Prompting Basics

Fundamental Prompting Principles

This guide is based on Meta’s official documentation and best practices from the prompting community. For more details, see the Llama prompting guide.

Prompt engineering is the practice of crafting effective inputs to get the best possible outputs from language models. It involves providing context, instructions, and examples to guide the model toward your desired result.

The Anatomy of a Good Prompt

A well-crafted prompt typically includes:

  1. Context: Background information the model needs
  2. Instruction: What you want the model to do
  3. Input Data (optional): Text or information to process
  4. Output Format (optional): How you want the response structured
  5. Constraints (optional): Limitations or requirements

Example Structure:

[Context] You are an expert librarian helping students.

[Instruction] Extract all books from the following text.

[Input Data] {text about books}

[Output Format] Return as a bullet list with: Title, Author, Year.

[Constraint] Only include books published after 1900.

Core Prompting Principles

1. Be Clear and Specific

Poor Prompt:

Tell me about climate change.

Better Prompt:

Explain the primary causes of climate change in simple terms suitable
for a high school student. Focus on the top 3 factors and their impacts.
Limit your response to 200 words.

Why It’s Better:

  • Specifies audience level (high school)
  • Defines scope (top 3 factors)
  • Sets length constraint (200 words)
  • Clarifies purpose (explain causes and impacts)

2. Provide Context

The model doesn’t know who you are, what you’re working on, or what you already know. Provide necessary context.

Without Context:

How do I organize this?

▸ Task set
1 - Answer these questions about the prompting guide:
(a) What two sources does the guide say it is based on?
(b) In the example structure, which books does the constraint limit the list to?
(c) What word limit does the better prompt about climate change set?
2 - Reproduce the entries line for line, everything from the start of the entries down to the line containing "table-cell: 1/2025-12-10:13:44:15 xyxy=(558,242,705,259)", with both ends included.

▸ Records supplied
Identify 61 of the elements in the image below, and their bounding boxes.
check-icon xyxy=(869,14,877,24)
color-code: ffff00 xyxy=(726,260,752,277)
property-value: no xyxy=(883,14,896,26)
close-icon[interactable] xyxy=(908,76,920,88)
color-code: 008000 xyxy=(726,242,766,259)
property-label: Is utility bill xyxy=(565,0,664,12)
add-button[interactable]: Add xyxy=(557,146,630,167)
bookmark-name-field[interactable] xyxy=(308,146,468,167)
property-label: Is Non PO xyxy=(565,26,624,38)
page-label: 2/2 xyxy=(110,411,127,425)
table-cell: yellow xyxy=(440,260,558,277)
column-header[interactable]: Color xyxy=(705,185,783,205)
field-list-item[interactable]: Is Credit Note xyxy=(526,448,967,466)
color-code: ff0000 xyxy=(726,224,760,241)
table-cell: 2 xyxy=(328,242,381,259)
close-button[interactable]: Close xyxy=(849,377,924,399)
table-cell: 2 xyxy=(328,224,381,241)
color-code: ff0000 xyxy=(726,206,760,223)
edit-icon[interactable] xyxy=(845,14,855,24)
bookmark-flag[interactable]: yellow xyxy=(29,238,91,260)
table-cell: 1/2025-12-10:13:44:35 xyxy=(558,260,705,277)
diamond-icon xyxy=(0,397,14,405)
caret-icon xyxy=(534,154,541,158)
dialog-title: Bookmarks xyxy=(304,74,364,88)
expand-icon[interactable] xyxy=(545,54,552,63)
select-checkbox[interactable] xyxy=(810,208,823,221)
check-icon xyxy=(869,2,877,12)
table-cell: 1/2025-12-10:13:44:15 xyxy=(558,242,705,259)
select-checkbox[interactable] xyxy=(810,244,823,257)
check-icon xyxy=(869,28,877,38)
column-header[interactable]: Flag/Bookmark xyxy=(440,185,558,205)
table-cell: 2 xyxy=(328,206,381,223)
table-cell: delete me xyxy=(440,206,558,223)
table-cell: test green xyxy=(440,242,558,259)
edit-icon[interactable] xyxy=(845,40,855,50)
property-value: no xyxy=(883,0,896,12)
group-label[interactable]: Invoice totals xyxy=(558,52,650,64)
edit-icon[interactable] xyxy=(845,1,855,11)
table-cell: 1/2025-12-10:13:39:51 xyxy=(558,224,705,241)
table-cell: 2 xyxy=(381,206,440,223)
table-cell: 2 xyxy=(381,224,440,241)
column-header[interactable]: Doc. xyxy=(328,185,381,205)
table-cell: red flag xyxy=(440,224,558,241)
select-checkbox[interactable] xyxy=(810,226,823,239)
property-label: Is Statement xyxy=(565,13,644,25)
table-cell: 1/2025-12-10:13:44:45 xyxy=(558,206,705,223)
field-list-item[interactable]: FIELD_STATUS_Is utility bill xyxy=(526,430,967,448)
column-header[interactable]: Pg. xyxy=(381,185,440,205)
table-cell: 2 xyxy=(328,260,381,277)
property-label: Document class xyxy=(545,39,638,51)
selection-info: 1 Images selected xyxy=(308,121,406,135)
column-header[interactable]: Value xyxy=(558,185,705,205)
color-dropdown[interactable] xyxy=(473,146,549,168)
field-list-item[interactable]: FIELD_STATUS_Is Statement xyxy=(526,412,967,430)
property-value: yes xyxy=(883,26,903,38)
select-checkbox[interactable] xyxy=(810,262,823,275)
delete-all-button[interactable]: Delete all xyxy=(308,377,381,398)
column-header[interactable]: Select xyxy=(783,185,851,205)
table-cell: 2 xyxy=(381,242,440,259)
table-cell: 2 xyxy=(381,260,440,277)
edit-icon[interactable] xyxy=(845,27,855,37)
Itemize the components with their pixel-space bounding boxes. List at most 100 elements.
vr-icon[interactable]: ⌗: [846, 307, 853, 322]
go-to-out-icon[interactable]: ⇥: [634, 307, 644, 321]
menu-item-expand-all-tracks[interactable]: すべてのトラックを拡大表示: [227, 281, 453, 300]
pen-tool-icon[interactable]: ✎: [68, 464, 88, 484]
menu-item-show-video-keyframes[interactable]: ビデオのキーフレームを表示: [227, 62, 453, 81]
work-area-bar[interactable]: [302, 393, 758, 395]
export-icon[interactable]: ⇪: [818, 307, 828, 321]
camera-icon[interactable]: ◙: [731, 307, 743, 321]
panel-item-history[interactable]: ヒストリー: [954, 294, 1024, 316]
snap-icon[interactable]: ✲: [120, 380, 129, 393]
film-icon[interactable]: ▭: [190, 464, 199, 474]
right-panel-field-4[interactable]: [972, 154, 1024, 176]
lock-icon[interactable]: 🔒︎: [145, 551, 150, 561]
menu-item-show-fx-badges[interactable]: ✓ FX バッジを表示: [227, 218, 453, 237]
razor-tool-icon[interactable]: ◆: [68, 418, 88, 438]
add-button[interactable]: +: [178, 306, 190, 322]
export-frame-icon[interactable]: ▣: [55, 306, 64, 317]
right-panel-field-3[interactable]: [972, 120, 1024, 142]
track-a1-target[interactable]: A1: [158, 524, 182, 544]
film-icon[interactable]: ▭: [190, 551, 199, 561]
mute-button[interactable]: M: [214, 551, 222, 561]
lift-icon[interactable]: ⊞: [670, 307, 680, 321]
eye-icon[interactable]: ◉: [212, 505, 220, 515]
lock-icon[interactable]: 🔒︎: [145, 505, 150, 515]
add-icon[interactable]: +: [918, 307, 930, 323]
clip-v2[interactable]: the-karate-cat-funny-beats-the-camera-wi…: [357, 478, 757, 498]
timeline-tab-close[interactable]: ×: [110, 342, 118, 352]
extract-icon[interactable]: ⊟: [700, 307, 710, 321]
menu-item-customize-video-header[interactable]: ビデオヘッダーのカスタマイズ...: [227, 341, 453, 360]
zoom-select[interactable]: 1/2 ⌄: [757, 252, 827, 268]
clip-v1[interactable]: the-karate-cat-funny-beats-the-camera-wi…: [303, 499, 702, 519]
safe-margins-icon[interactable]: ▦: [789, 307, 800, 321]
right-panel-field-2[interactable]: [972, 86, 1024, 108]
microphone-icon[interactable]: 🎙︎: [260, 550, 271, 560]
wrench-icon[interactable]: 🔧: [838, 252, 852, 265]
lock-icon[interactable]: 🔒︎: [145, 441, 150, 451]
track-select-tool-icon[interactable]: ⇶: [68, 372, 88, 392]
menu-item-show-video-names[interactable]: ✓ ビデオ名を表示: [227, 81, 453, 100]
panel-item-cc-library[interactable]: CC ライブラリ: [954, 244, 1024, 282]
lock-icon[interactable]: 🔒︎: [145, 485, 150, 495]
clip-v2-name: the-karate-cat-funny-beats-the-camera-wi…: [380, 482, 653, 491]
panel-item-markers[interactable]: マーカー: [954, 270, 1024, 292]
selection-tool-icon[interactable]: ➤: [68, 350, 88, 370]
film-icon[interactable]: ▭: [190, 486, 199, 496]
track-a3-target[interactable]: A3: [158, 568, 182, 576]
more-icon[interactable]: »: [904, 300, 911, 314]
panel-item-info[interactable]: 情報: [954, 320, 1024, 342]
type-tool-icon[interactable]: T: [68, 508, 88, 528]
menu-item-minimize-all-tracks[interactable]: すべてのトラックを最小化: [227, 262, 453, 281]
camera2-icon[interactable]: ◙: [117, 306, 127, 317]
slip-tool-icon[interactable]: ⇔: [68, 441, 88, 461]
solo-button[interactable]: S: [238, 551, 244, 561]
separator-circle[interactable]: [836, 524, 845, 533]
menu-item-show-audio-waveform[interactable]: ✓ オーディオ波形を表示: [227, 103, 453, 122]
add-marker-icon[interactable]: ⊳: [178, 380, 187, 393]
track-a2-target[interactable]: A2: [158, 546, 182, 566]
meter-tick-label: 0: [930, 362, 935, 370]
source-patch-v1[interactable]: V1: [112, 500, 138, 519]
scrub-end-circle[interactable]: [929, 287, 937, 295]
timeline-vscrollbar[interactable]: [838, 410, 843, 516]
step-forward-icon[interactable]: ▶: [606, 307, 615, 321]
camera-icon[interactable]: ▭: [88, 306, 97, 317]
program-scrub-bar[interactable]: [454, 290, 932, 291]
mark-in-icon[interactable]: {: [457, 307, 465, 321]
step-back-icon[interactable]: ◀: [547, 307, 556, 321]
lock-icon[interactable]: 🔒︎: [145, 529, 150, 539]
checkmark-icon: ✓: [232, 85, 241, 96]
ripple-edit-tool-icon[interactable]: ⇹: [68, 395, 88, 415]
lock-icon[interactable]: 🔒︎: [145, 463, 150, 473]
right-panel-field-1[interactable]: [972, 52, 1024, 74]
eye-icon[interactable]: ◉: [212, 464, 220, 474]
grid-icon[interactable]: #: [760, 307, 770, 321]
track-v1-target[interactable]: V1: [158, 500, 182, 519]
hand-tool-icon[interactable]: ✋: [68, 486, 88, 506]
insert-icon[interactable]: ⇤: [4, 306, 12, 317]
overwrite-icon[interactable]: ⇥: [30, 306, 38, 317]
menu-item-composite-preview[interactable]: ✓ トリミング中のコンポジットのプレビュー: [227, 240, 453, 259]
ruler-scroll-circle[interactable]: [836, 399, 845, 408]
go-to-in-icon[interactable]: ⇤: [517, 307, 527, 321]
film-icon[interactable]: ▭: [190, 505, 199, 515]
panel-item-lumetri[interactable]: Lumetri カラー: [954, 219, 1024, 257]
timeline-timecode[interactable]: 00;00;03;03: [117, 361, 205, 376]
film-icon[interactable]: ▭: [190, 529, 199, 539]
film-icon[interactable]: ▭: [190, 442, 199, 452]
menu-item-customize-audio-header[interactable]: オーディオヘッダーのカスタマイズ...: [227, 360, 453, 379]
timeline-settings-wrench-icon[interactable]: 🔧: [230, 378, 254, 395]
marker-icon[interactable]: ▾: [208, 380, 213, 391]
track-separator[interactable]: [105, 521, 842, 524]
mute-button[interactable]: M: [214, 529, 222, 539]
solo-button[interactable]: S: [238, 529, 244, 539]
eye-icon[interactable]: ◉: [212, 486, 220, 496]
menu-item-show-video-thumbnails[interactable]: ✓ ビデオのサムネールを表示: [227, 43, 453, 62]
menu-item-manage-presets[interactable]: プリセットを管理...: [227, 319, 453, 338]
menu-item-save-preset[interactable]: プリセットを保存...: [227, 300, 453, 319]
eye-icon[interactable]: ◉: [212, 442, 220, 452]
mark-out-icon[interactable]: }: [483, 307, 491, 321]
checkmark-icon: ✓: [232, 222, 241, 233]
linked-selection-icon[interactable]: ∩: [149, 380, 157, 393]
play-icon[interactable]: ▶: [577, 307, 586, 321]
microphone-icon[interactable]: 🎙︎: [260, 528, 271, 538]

▸ Complete answers
1 -
(a) Meta's official documentation and best practices from the prompting community.
(b) Only books published after 1900.
(c) 200 words.

2 -
Identify 61 of the elements in the image below, and their bounding boxes.
check-icon xyxy=(869,14,877,24)
color-code: ffff00 xyxy=(726,260,752,277)
property-value: no xyxy=(883,14,896,26)
close-icon[interactable] xyxy=(908,76,920,88)
color-code: 008000 xyxy=(726,242,766,259)
property-label: Is utility bill xyxy=(565,0,664,12)
add-button[interactable]: Add xyxy=(557,146,630,167)
bookmark-name-field[interactable] xyxy=(308,146,468,167)
property-label: Is Non PO xyxy=(565,26,624,38)
page-label: 2/2 xyxy=(110,411,127,425)
table-cell: yellow xyxy=(440,260,558,277)
column-header[interactable]: Color xyxy=(705,185,783,205)
field-list-item[interactable]: Is Credit Note xyxy=(526,448,967,466)
color-code: ff0000 xyxy=(726,224,760,241)
table-cell: 2 xyxy=(328,242,381,259)
close-button[interactable]: Close xyxy=(849,377,924,399)
table-cell: 2 xyxy=(328,224,381,241)
color-code: ff0000 xyxy=(726,206,760,223)
edit-icon[interactable] xyxy=(845,14,855,24)
bookmark-flag[interactable]: yellow xyxy=(29,238,91,260)
table-cell: 1/2025-12-10:13:44:35 xyxy=(558,260,705,277)
diamond-icon xyxy=(0,397,14,405)
caret-icon xyxy=(534,154,541,158)
dialog-title: Bookmarks xyxy=(304,74,364,88)
expand-icon[interactable] xyxy=(545,54,552,63)
select-checkbox[interactable] xyxy=(810,208,823,221)
check-icon xyxy=(869,2,877,12)
table-cell: 1/2025-12-10:13:44:15 xyxy=(558,242,705,259)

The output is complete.